→ **Exercise task**: Take from the listing each line that has the string "Selects".

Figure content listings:
■ ■ ■ ■ ■ ■ ■
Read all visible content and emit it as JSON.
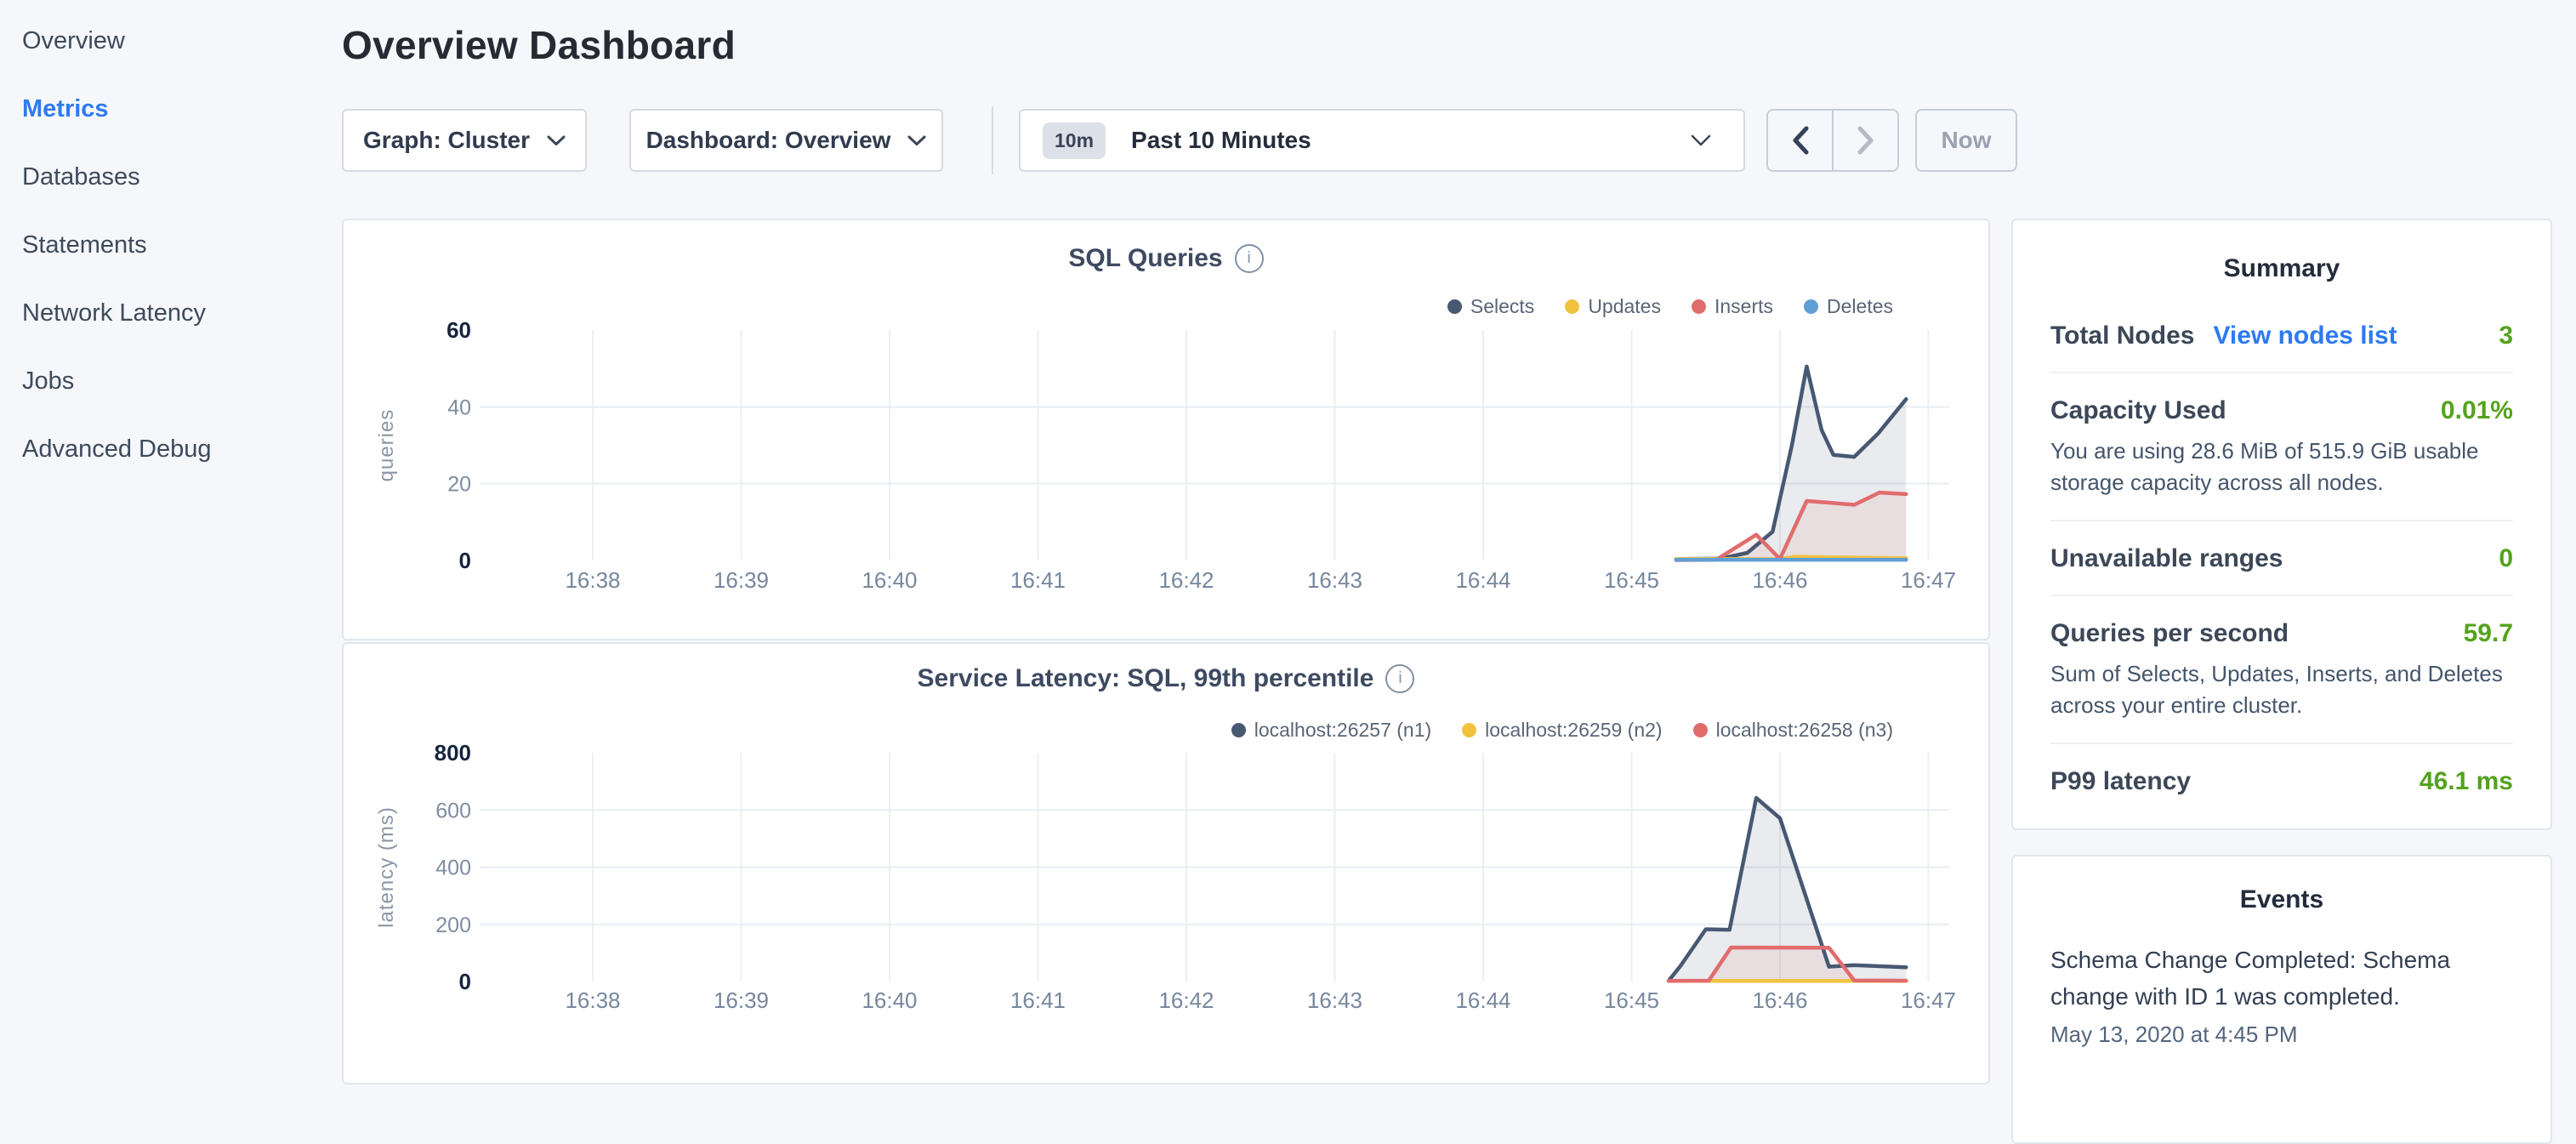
{
  "sidebar": {
    "items": [
      {
        "label": "Overview",
        "active": false
      },
      {
        "label": "Metrics",
        "active": true
      },
      {
        "label": "Databases",
        "active": false
      },
      {
        "label": "Statements",
        "active": false
      },
      {
        "label": "Network Latency",
        "active": false
      },
      {
        "label": "Jobs",
        "active": false
      },
      {
        "label": "Advanced Debug",
        "active": false
      }
    ]
  },
  "header": {
    "title": "Overview Dashboard"
  },
  "controls": {
    "graph_dropdown": {
      "label": "Graph: Cluster"
    },
    "dashboard_dropdown": {
      "label": "Dashboard: Overview"
    },
    "time_picker": {
      "badge": "10m",
      "label": "Past 10 Minutes"
    },
    "now_label": "Now"
  },
  "chart_data": [
    {
      "type": "area",
      "title": "SQL Queries",
      "ylabel": "queries",
      "ylim": [
        0,
        60
      ],
      "yticks": [
        0,
        20,
        40,
        60
      ],
      "xticks": [
        "16:38",
        "16:39",
        "16:40",
        "16:41",
        "16:42",
        "16:43",
        "16:44",
        "16:45",
        "16:46",
        "16:47"
      ],
      "grid": true,
      "legend_position": "top-right",
      "series": [
        {
          "name": "Selects",
          "color": "#475872",
          "fill": "rgba(71,88,114,0.12)",
          "points": [
            [
              45.3,
              0.4
            ],
            [
              45.6,
              0.5
            ],
            [
              45.78,
              2
            ],
            [
              45.95,
              7.5
            ],
            [
              46.08,
              30
            ],
            [
              46.18,
              50.5
            ],
            [
              46.28,
              34
            ],
            [
              46.36,
              27.5
            ],
            [
              46.5,
              27
            ],
            [
              46.66,
              33
            ],
            [
              46.85,
              42
            ]
          ]
        },
        {
          "name": "Updates",
          "color": "#f1c240",
          "fill": "rgba(241,194,64,0.10)",
          "points": [
            [
              45.3,
              0.4
            ],
            [
              46.0,
              0.4
            ],
            [
              46.1,
              1
            ],
            [
              46.4,
              0.8
            ],
            [
              46.85,
              0.6
            ]
          ]
        },
        {
          "name": "Inserts",
          "color": "#e06c6c",
          "fill": "rgba(224,108,108,0.10)",
          "points": [
            [
              45.3,
              0.1
            ],
            [
              45.57,
              0.2
            ],
            [
              45.84,
              6.7
            ],
            [
              46.0,
              0.4
            ],
            [
              46.18,
              15.5
            ],
            [
              46.35,
              15
            ],
            [
              46.5,
              14.5
            ],
            [
              46.67,
              17.7
            ],
            [
              46.85,
              17.3
            ]
          ]
        },
        {
          "name": "Deletes",
          "color": "#5f9fd6",
          "fill": "rgba(95,159,214,0.10)",
          "points": [
            [
              45.3,
              0.2
            ],
            [
              46.85,
              0.2
            ]
          ]
        }
      ]
    },
    {
      "type": "area",
      "title": "Service Latency: SQL, 99th percentile",
      "ylabel": "latency (ms)",
      "ylim": [
        0,
        800
      ],
      "yticks": [
        0,
        200,
        400,
        600,
        800
      ],
      "xticks": [
        "16:38",
        "16:39",
        "16:40",
        "16:41",
        "16:42",
        "16:43",
        "16:44",
        "16:45",
        "16:46",
        "16:47"
      ],
      "grid": true,
      "legend_position": "top-right",
      "series": [
        {
          "name": "localhost:26257 (n1)",
          "color": "#475872",
          "fill": "rgba(71,88,114,0.12)",
          "points": [
            [
              45.25,
              3
            ],
            [
              45.33,
              55
            ],
            [
              45.5,
              183
            ],
            [
              45.66,
              181
            ],
            [
              45.84,
              642
            ],
            [
              46.0,
              571
            ],
            [
              46.33,
              52
            ],
            [
              46.5,
              57
            ],
            [
              46.85,
              50
            ]
          ]
        },
        {
          "name": "localhost:26259 (n2)",
          "color": "#f1c240",
          "fill": "rgba(241,194,64,0.10)",
          "points": [
            [
              45.25,
              2
            ],
            [
              46.85,
              2
            ]
          ]
        },
        {
          "name": "localhost:26258 (n3)",
          "color": "#e06c6c",
          "fill": "rgba(224,108,108,0.10)",
          "points": [
            [
              45.25,
              2
            ],
            [
              45.52,
              3
            ],
            [
              45.67,
              119
            ],
            [
              46.33,
              118
            ],
            [
              46.5,
              4
            ],
            [
              46.85,
              3
            ]
          ]
        }
      ]
    }
  ],
  "summary": {
    "title": "Summary",
    "rows": [
      {
        "label": "Total Nodes",
        "link": "View nodes list",
        "value": "3"
      },
      {
        "label": "Capacity Used",
        "value": "0.01%",
        "sub": "You are using 28.6 MiB of 515.9 GiB usable storage capacity across all nodes."
      },
      {
        "label": "Unavailable ranges",
        "value": "0"
      },
      {
        "label": "Queries per second",
        "value": "59.7",
        "sub": "Sum of Selects, Updates, Inserts, and Deletes across your entire cluster."
      },
      {
        "label": "P99 latency",
        "value": "46.1 ms"
      }
    ]
  },
  "events": {
    "title": "Events",
    "items": [
      {
        "text": "Schema Change Completed: Schema change with ID 1 was completed.",
        "time": "May 13, 2020 at 4:45 PM"
      }
    ]
  },
  "colors": {
    "accent_blue": "#2d7af0",
    "value_green": "#54a31c",
    "series_navy": "#475872",
    "series_yellow": "#f1c240",
    "series_red": "#e06c6c",
    "series_blue": "#5f9fd6",
    "gridline": "#e9edf2"
  }
}
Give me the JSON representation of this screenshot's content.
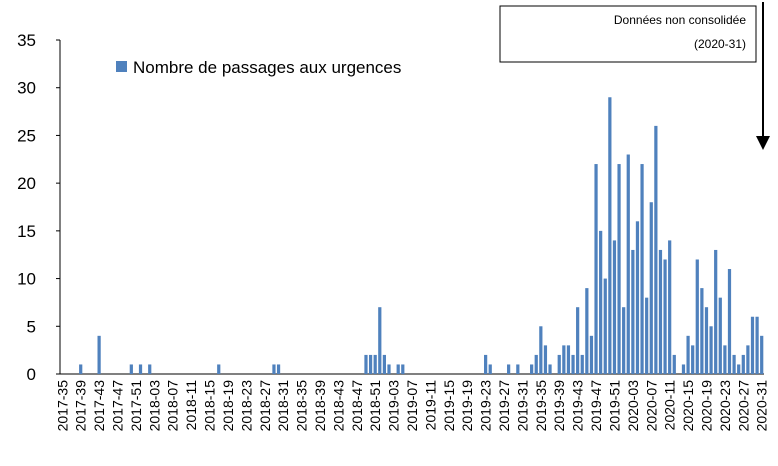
{
  "chart_data": {
    "type": "bar",
    "categories": [
      "2017-35",
      null,
      null,
      null,
      "2017-39",
      null,
      null,
      null,
      "2017-43",
      null,
      null,
      null,
      "2017-47",
      null,
      null,
      null,
      "2017-51",
      null,
      null,
      null,
      "2018-03",
      null,
      null,
      null,
      "2018-07",
      null,
      null,
      null,
      "2018-11",
      null,
      null,
      null,
      "2018-15",
      null,
      null,
      null,
      "2018-19",
      null,
      null,
      null,
      "2018-23",
      null,
      null,
      null,
      "2018-27",
      null,
      null,
      null,
      "2018-31",
      null,
      null,
      null,
      "2018-35",
      null,
      null,
      null,
      "2018-39",
      null,
      null,
      null,
      "2018-43",
      null,
      null,
      null,
      "2018-47",
      null,
      null,
      null,
      "2018-51",
      null,
      null,
      null,
      "2019-03",
      null,
      null,
      null,
      "2019-07",
      null,
      null,
      null,
      "2019-11",
      null,
      null,
      null,
      "2019-15",
      null,
      null,
      null,
      "2019-19",
      null,
      null,
      null,
      "2019-23",
      null,
      null,
      null,
      "2019-27",
      null,
      null,
      null,
      "2019-31",
      null,
      null,
      null,
      "2019-35",
      null,
      null,
      null,
      "2019-39",
      null,
      null,
      null,
      "2019-43",
      null,
      null,
      null,
      "2019-47",
      null,
      null,
      null,
      "2019-51",
      null,
      null,
      null,
      "2020-03",
      null,
      null,
      null,
      "2020-07",
      null,
      null,
      null,
      "2020-11",
      null,
      null,
      null,
      "2020-15",
      null,
      null,
      null,
      "2020-19",
      null,
      null,
      null,
      "2020-23",
      null,
      null,
      null,
      "2020-27",
      null,
      null,
      null,
      "2020-31"
    ],
    "series": [
      {
        "name": "Nombre de passages aux urgences",
        "color": "#4f81bd",
        "values": [
          0,
          0,
          0,
          0,
          1,
          0,
          0,
          0,
          4,
          0,
          0,
          0,
          0,
          0,
          0,
          1,
          0,
          1,
          0,
          1,
          0,
          0,
          0,
          0,
          0,
          0,
          0,
          0,
          0,
          0,
          0,
          0,
          0,
          0,
          1,
          0,
          0,
          0,
          0,
          0,
          0,
          0,
          0,
          0,
          0,
          0,
          1,
          1,
          0,
          0,
          0,
          0,
          0,
          0,
          0,
          0,
          0,
          0,
          0,
          0,
          0,
          0,
          0,
          0,
          0,
          0,
          2,
          2,
          2,
          7,
          2,
          1,
          0,
          1,
          1,
          0,
          0,
          0,
          0,
          0,
          0,
          0,
          0,
          0,
          0,
          0,
          0,
          0,
          0,
          0,
          0,
          0,
          2,
          1,
          0,
          0,
          0,
          1,
          0,
          1,
          0,
          0,
          1,
          2,
          5,
          3,
          1,
          0,
          2,
          3,
          3,
          2,
          7,
          2,
          9,
          4,
          22,
          15,
          10,
          29,
          14,
          22,
          7,
          23,
          13,
          16,
          22,
          8,
          18,
          26,
          13,
          12,
          14,
          2,
          0,
          1,
          4,
          3,
          12,
          9,
          7,
          5,
          13,
          8,
          3,
          11,
          2,
          1,
          2,
          3,
          6,
          6,
          4
        ]
      }
    ],
    "ylim": [
      0,
      35
    ],
    "yticks": [
      0,
      5,
      10,
      15,
      20,
      25,
      30,
      35
    ],
    "grid": false,
    "annotation": [
      "Données non consolidée",
      "(2020-31)"
    ]
  }
}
■ ■ ■ ■ ■ ■ ■
→ **Task response**:
          "name": "Selects",
        "sub": "Sum of Selects, Updates, Inserts, and Deletes across your entire cluster."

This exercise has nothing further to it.